Data extract:
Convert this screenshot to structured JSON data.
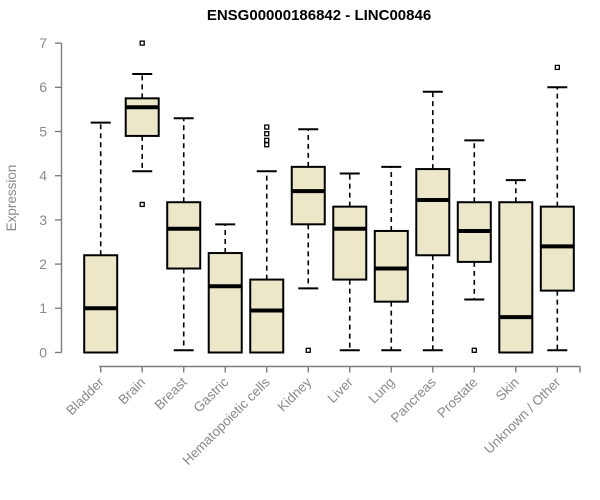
{
  "chart_data": {
    "type": "boxplot",
    "title": "ENSG00000186842 - LINC00846",
    "xlabel": "",
    "ylabel": "Expression",
    "ylim": [
      0,
      7
    ],
    "yticks": [
      0,
      1,
      2,
      3,
      4,
      5,
      6,
      7
    ],
    "grid": false,
    "legend": null,
    "categories": [
      "Bladder",
      "Brain",
      "Breast",
      "Gastric",
      "Hematopoietic cells",
      "Kidney",
      "Liver",
      "Lung",
      "Pancreas",
      "Prostate",
      "Skin",
      "Unknown / Other"
    ],
    "boxes": [
      {
        "category": "Bladder",
        "whisker_low": 0,
        "q1": 0,
        "median": 1.0,
        "q3": 2.2,
        "whisker_high": 5.2,
        "outliers": []
      },
      {
        "category": "Brain",
        "whisker_low": 4.1,
        "q1": 4.9,
        "median": 5.55,
        "q3": 5.75,
        "whisker_high": 6.3,
        "outliers": [
          7.0,
          3.35
        ]
      },
      {
        "category": "Breast",
        "whisker_low": 0.05,
        "q1": 1.9,
        "median": 2.8,
        "q3": 3.4,
        "whisker_high": 5.3,
        "outliers": []
      },
      {
        "category": "Gastric",
        "whisker_low": 0,
        "q1": 0,
        "median": 1.5,
        "q3": 2.25,
        "whisker_high": 2.9,
        "outliers": []
      },
      {
        "category": "Hematopoietic cells",
        "whisker_low": 0,
        "q1": 0,
        "median": 0.95,
        "q3": 1.65,
        "whisker_high": 4.1,
        "outliers": [
          5.1,
          4.95,
          4.8,
          4.7
        ]
      },
      {
        "category": "Kidney",
        "whisker_low": 1.45,
        "q1": 2.9,
        "median": 3.65,
        "q3": 4.2,
        "whisker_high": 5.05,
        "outliers": [
          0.05
        ]
      },
      {
        "category": "Liver",
        "whisker_low": 0.05,
        "q1": 1.65,
        "median": 2.8,
        "q3": 3.3,
        "whisker_high": 4.05,
        "outliers": []
      },
      {
        "category": "Lung",
        "whisker_low": 0.05,
        "q1": 1.15,
        "median": 1.9,
        "q3": 2.75,
        "whisker_high": 4.2,
        "outliers": []
      },
      {
        "category": "Pancreas",
        "whisker_low": 0.05,
        "q1": 2.2,
        "median": 3.45,
        "q3": 4.15,
        "whisker_high": 5.9,
        "outliers": []
      },
      {
        "category": "Prostate",
        "whisker_low": 1.2,
        "q1": 2.05,
        "median": 2.75,
        "q3": 3.4,
        "whisker_high": 4.8,
        "outliers": [
          0.05
        ]
      },
      {
        "category": "Skin",
        "whisker_low": 0,
        "q1": 0,
        "median": 0.8,
        "q3": 3.4,
        "whisker_high": 3.9,
        "outliers": []
      },
      {
        "category": "Unknown / Other",
        "whisker_low": 0.05,
        "q1": 1.4,
        "median": 2.4,
        "q3": 3.3,
        "whisker_high": 6.0,
        "outliers": [
          6.45
        ]
      }
    ]
  },
  "colors": {
    "box_fill": "#ece7c8",
    "box_stroke": "#000000",
    "median": "#000000",
    "axis": "#7e7e7e",
    "tick_label": "#8a8a8a",
    "title": "#000000",
    "background": "#ffffff"
  }
}
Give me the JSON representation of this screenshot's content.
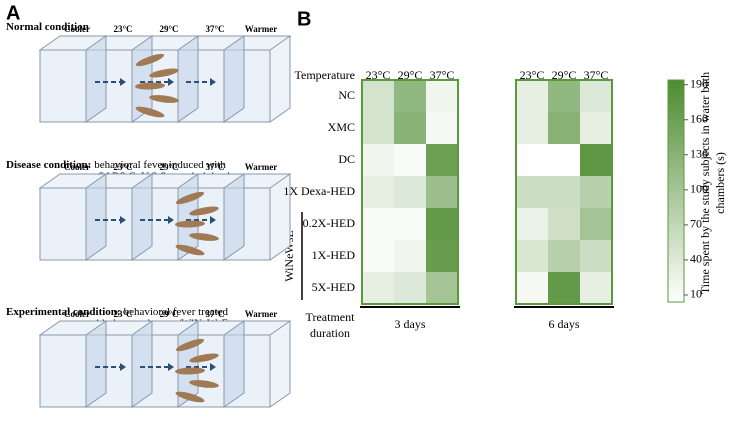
{
  "panel_a": {
    "label": "A",
    "chamber_labels": [
      "Cooler",
      "23°C",
      "29°C",
      "37°C",
      "Warmer"
    ],
    "diagrams": [
      {
        "title": "Normal condition",
        "description": ""
      },
      {
        "title": "Disease condition:",
        "description": "behavioral fever induced with SARS CoV-2 S protein injection"
      },
      {
        "title": "Experimental condition:",
        "description": "behavioral fever treated with dexamethasone/WiNeWsE"
      }
    ]
  },
  "chart_data": {
    "type": "heatmap",
    "panel_label": "B",
    "column_header_label": "Temperature",
    "columns": [
      "23°C",
      "29°C",
      "37°C"
    ],
    "rows": [
      "NC",
      "XMC",
      "DC",
      "1X Dexa-HED",
      "0.2X-HED",
      "1X-HED",
      "5X-HED"
    ],
    "row_group_label": "WiNeWsE",
    "group_axis_label": "Treatment duration",
    "groups": [
      {
        "name": "3 days",
        "values": [
          [
            50,
            120,
            20
          ],
          [
            50,
            130,
            15
          ],
          [
            20,
            10,
            160
          ],
          [
            30,
            40,
            110
          ],
          [
            10,
            10,
            170
          ],
          [
            10,
            20,
            165
          ],
          [
            30,
            40,
            100
          ]
        ]
      },
      {
        "name": "6 days",
        "values": [
          [
            30,
            120,
            40
          ],
          [
            30,
            130,
            30
          ],
          [
            5,
            5,
            175
          ],
          [
            60,
            60,
            80
          ],
          [
            25,
            55,
            100
          ],
          [
            45,
            80,
            60
          ],
          [
            15,
            170,
            30
          ]
        ]
      }
    ],
    "colorbar_label": "Time spent by the study subjects in water bath chambers (s)",
    "zlim": [
      4,
      194
    ],
    "zticks": [
      10,
      40,
      70,
      100,
      130,
      160,
      190
    ],
    "color_range": [
      "#ffffff",
      "#4d8b30"
    ]
  }
}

To do:
Your answer must be every line from the entries that contains the string "condition", copied as it stands.

Solved problem:
        "title": "Normal condition",
        "title": "Disease condition:",
        "title": "Experimental condition:",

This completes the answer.